§ Exercise inputs:
Start

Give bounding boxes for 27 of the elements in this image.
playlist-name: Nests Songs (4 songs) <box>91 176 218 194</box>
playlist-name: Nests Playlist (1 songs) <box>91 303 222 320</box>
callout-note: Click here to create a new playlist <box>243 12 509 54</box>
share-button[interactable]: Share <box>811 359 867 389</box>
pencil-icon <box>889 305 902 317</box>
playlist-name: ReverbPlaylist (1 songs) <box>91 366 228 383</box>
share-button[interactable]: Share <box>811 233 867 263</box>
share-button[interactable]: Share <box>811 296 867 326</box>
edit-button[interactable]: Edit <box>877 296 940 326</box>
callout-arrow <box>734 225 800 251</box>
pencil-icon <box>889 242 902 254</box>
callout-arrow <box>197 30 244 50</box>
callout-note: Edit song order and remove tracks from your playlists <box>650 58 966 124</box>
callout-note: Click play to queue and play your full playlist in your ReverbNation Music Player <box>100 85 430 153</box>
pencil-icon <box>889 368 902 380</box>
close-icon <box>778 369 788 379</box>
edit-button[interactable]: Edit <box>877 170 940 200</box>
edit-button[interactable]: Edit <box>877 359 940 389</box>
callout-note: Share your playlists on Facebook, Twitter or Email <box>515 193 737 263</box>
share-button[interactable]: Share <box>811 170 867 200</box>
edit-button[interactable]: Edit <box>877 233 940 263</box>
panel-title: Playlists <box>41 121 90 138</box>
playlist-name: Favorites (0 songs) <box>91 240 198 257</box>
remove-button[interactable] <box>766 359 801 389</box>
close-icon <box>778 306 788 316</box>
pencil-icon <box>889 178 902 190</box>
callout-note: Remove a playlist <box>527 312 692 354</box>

End
Start

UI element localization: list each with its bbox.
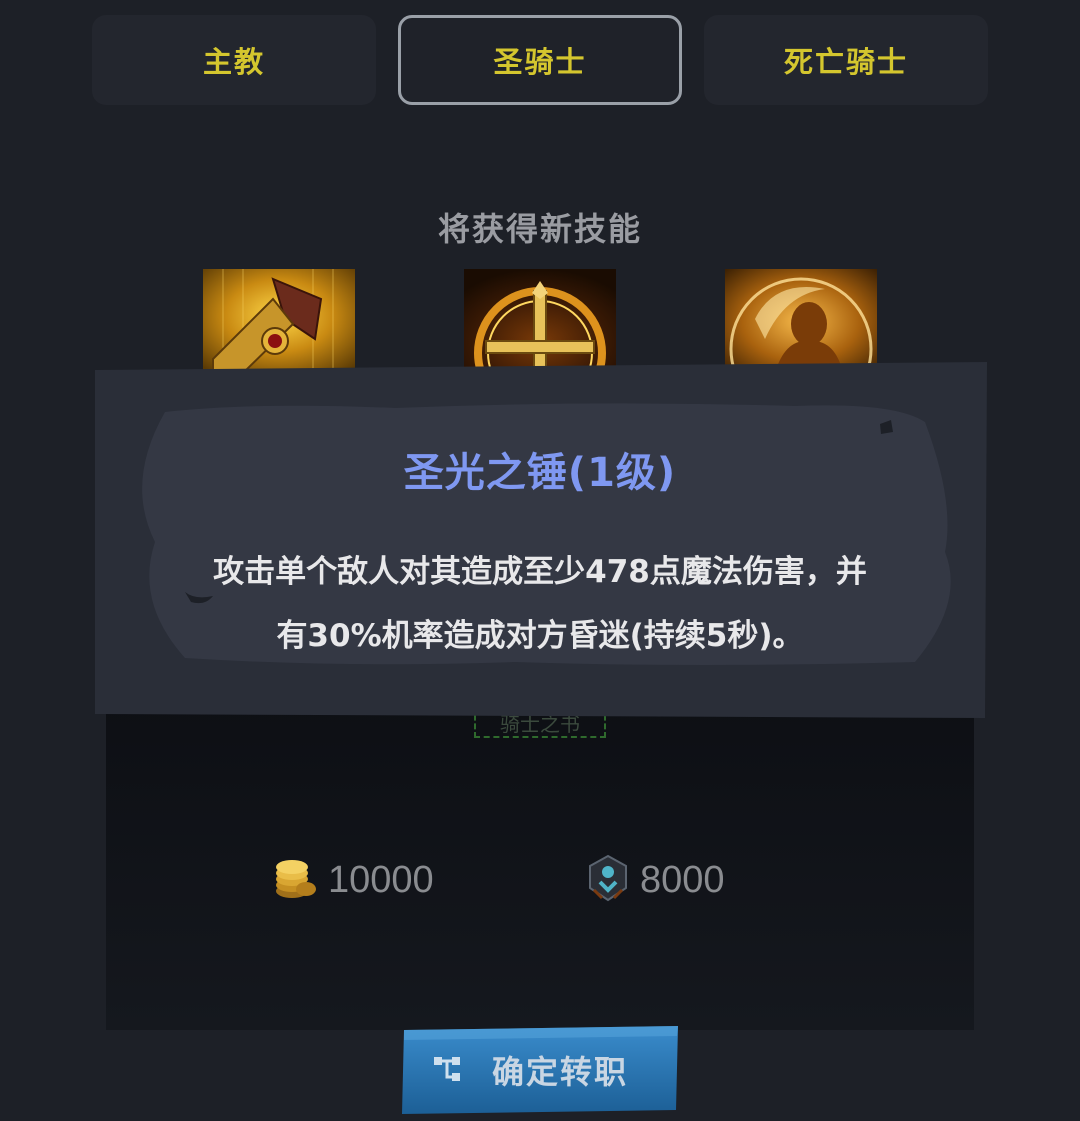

End

§ Task description:
In the data above, swap every "callout-note" for "tooltip-note" in the lines from the one containing "Give bounding boxes" through the one containing "callout-note: Share your". Change nothing else, and return only those lines.

§ Exercise result:
Give bounding boxes for 27 of the elements in this image.
playlist-name: Nests Songs (4 songs) <box>91 176 218 194</box>
playlist-name: Nests Playlist (1 songs) <box>91 303 222 320</box>
tooltip-note: Click here to create a new playlist <box>243 12 509 54</box>
share-button[interactable]: Share <box>811 359 867 389</box>
pencil-icon <box>889 305 902 317</box>
playlist-name: ReverbPlaylist (1 songs) <box>91 366 228 383</box>
share-button[interactable]: Share <box>811 233 867 263</box>
share-button[interactable]: Share <box>811 296 867 326</box>
edit-button[interactable]: Edit <box>877 296 940 326</box>
callout-arrow <box>734 225 800 251</box>
pencil-icon <box>889 242 902 254</box>
callout-arrow <box>197 30 244 50</box>
tooltip-note: Edit song order and remove tracks from your playlists <box>650 58 966 124</box>
tooltip-note: Click play to queue and play your full playlist in your ReverbNation Music Player <box>100 85 430 153</box>
pencil-icon <box>889 368 902 380</box>
close-icon <box>778 369 788 379</box>
edit-button[interactable]: Edit <box>877 170 940 200</box>
edit-button[interactable]: Edit <box>877 359 940 389</box>
tooltip-note: Share your playlists on Facebook, Twitter or Email <box>515 193 737 263</box>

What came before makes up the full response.